• _What you have to do_:
For this exercise, repeat all of the material verbatim apart from its images.
-- -- --
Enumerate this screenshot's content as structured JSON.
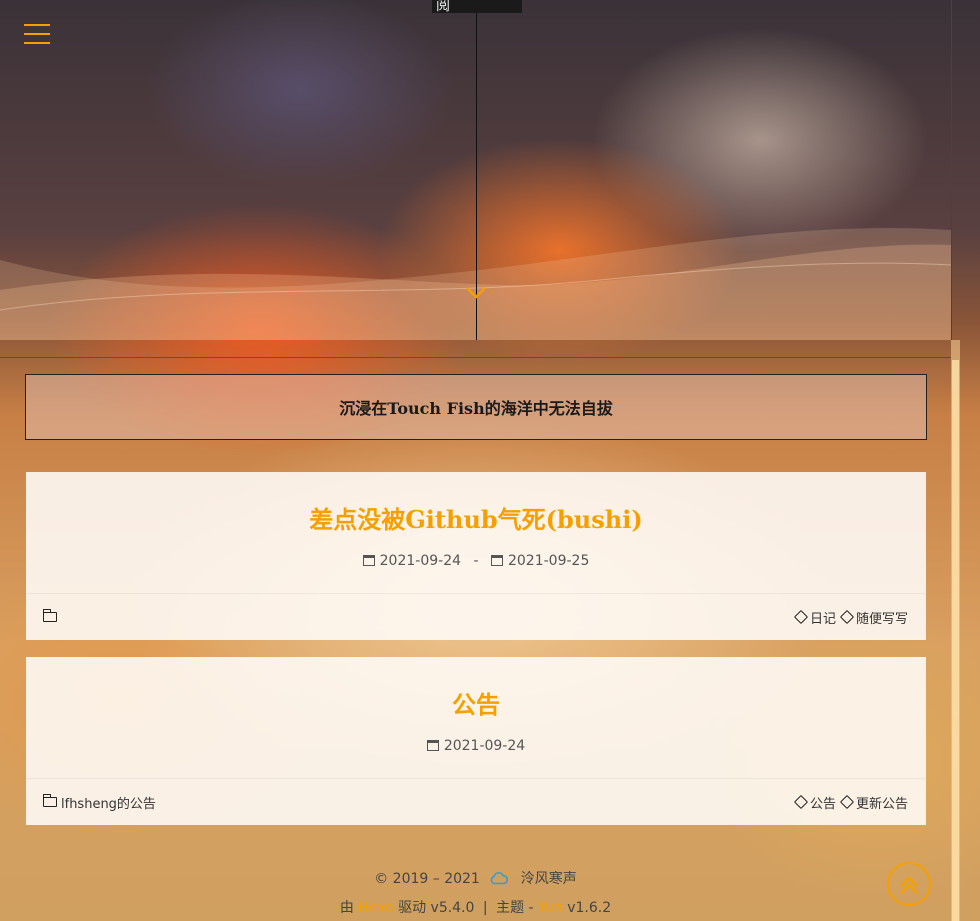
{
  "hero": {
    "top_label": "阅"
  },
  "notice": {
    "text": "沉浸在Touch Fish的海洋中无法自拔"
  },
  "posts": [
    {
      "title": "差点没被Github气死(bushi)",
      "created": "2021-09-24",
      "separator": "-",
      "updated": "2021-09-25",
      "category": "",
      "tags": [
        "日记",
        "随便写写"
      ]
    },
    {
      "title": "公告",
      "created": "2021-09-24",
      "category": "lfhsheng的公告",
      "tags": [
        "公告",
        "更新公告"
      ]
    }
  ],
  "footer": {
    "copyright": "© 2019 – 2021",
    "author": "泠风寒声",
    "powered_prefix": "由",
    "powered_by": "Hexo",
    "powered_suffix": "驱动 v5.4.0",
    "sep": "|",
    "theme_prefix": "主题 -",
    "theme": "Yun",
    "theme_version": "v1.6.2"
  },
  "colors": {
    "accent": "#f5a000",
    "cloud": "#3a9ad9"
  },
  "icons": [
    "menu-icon",
    "chevron-down-icon",
    "calendar-icon",
    "calendar-edit-icon",
    "folder-icon",
    "tag-icon",
    "cloud-icon",
    "back-to-top-icon"
  ]
}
-- -- --
• _Written answer_:
Enumerate this screenshot's content as structured JSON.
{
  "hero": {
    "top_label": "阅"
  },
  "notice": {
    "text": "沉浸在Touch Fish的海洋中无法自拔"
  },
  "posts": [
    {
      "title": "差点没被Github气死(bushi)",
      "created": "2021-09-24",
      "separator": "-",
      "updated": "2021-09-25",
      "category": "",
      "tags": [
        "日记",
        "随便写写"
      ]
    },
    {
      "title": "公告",
      "created": "2021-09-24",
      "category": "lfhsheng的公告",
      "tags": [
        "公告",
        "更新公告"
      ]
    }
  ],
  "footer": {
    "copyright": "© 2019 – 2021",
    "author": "泠风寒声",
    "powered_prefix": "由",
    "powered_by": "Hexo",
    "powered_suffix": "驱动 v5.4.0",
    "sep": "|",
    "theme_prefix": "主题 -",
    "theme": "Yun",
    "theme_version": "v1.6.2"
  },
  "colors": {
    "accent": "#f5a000",
    "cloud": "#3a9ad9"
  },
  "icons": [
    "menu-icon",
    "chevron-down-icon",
    "calendar-icon",
    "calendar-edit-icon",
    "folder-icon",
    "tag-icon",
    "cloud-icon",
    "back-to-top-icon"
  ]
}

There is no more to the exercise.